--- Provided records ---
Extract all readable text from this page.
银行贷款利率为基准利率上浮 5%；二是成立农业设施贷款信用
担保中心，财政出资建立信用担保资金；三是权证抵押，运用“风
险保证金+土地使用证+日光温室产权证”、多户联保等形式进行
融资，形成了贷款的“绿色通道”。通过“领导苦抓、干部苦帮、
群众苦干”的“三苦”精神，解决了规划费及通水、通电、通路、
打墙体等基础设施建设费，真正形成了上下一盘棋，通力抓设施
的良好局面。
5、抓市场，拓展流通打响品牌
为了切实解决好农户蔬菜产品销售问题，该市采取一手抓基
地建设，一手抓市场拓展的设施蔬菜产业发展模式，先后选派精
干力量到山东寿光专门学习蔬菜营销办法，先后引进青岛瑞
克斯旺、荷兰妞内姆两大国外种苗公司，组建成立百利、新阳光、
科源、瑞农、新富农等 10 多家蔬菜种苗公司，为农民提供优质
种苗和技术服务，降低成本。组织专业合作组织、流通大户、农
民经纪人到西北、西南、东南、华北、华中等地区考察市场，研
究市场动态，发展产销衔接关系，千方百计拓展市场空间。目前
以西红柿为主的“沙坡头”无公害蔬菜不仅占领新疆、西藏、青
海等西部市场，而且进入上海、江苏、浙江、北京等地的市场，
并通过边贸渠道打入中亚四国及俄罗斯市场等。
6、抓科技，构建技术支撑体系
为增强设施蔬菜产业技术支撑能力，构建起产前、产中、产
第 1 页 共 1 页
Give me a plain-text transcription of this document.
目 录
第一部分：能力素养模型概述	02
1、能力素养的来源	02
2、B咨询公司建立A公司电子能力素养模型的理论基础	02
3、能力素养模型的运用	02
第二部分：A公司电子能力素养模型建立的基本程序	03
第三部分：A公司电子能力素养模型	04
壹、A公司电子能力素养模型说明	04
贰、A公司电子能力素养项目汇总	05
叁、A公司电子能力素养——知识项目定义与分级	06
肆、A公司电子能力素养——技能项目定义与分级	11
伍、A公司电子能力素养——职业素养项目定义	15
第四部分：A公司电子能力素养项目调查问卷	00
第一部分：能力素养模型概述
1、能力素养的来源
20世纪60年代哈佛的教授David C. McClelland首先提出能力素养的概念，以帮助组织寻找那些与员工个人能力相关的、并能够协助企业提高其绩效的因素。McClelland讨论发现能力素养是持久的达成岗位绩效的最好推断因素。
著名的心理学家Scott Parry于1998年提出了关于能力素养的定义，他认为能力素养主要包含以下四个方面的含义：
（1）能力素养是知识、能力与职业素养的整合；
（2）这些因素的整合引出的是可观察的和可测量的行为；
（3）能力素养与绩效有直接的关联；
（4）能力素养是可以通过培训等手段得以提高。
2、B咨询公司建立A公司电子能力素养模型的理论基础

--- Required task ---
Working from the material above, retype it in its entirety without change.

--- Output of the task ---
Extract all readable text from this page.
银行贷款利率为基准利率上浮 5%；二是成立农业设施贷款信用
担保中心，财政出资建立信用担保资金；三是权证抵押，运用“风
险保证金+土地使用证+日光温室产权证”、多户联保等形式进行
融资，形成了贷款的“绿色通道”。通过“领导苦抓、干部苦帮、
群众苦干”的“三苦”精神，解决了规划费及通水、通电、通路、
打墙体等基础设施建设费，真正形成了上下一盘棋，通力抓设施
的良好局面。
5、抓市场，拓展流通打响品牌
为了切实解决好农户蔬菜产品销售问题，该市采取一手抓基
地建设，一手抓市场拓展的设施蔬菜产业发展模式，先后选派精
干力量到山东寿光专门学习蔬菜营销办法，先后引进青岛瑞
克斯旺、荷兰妞内姆两大国外种苗公司，组建成立百利、新阳光、
科源、瑞农、新富农等 10 多家蔬菜种苗公司，为农民提供优质
种苗和技术服务，降低成本。组织专业合作组织、流通大户、农
民经纪人到西北、西南、东南、华北、华中等地区考察市场，研
究市场动态，发展产销衔接关系，千方百计拓展市场空间。目前
以西红柿为主的“沙坡头”无公害蔬菜不仅占领新疆、西藏、青
海等西部市场，而且进入上海、江苏、浙江、北京等地的市场，
并通过边贸渠道打入中亚四国及俄罗斯市场等。
6、抓科技，构建技术支撑体系
为增强设施蔬菜产业技术支撑能力，构建起产前、产中、产
第 1 页 共 1 页
Give me a plain-text transcription of this document.
目 录
第一部分：能力素养模型概述	02
1、能力素养的来源	02
2、B咨询公司建立A公司电子能力素养模型的理论基础	02
3、能力素养模型的运用	02
第二部分：A公司电子能力素养模型建立的基本程序	03
第三部分：A公司电子能力素养模型	04
壹、A公司电子能力素养模型说明	04
贰、A公司电子能力素养项目汇总	05
叁、A公司电子能力素养——知识项目定义与分级	06
肆、A公司电子能力素养——技能项目定义与分级	11
伍、A公司电子能力素养——职业素养项目定义	15
第四部分：A公司电子能力素养项目调查问卷	00
第一部分：能力素养模型概述
1、能力素养的来源
20世纪60年代哈佛的教授David C. McClelland首先提出能力素养的概念，以帮助组织寻找那些与员工个人能力相关的、并能够协助企业提高其绩效的因素。McClelland讨论发现能力素养是持久的达成岗位绩效的最好推断因素。
著名的心理学家Scott Parry于1998年提出了关于能力素养的定义，他认为能力素养主要包含以下四个方面的含义：
（1）能力素养是知识、能力与职业素养的整合；
（2）这些因素的整合引出的是可观察的和可测量的行为；
（3）能力素养与绩效有直接的关联；
（4）能力素养是可以通过培训等手段得以提高。
2、B咨询公司建立A公司电子能力素养模型的理论基础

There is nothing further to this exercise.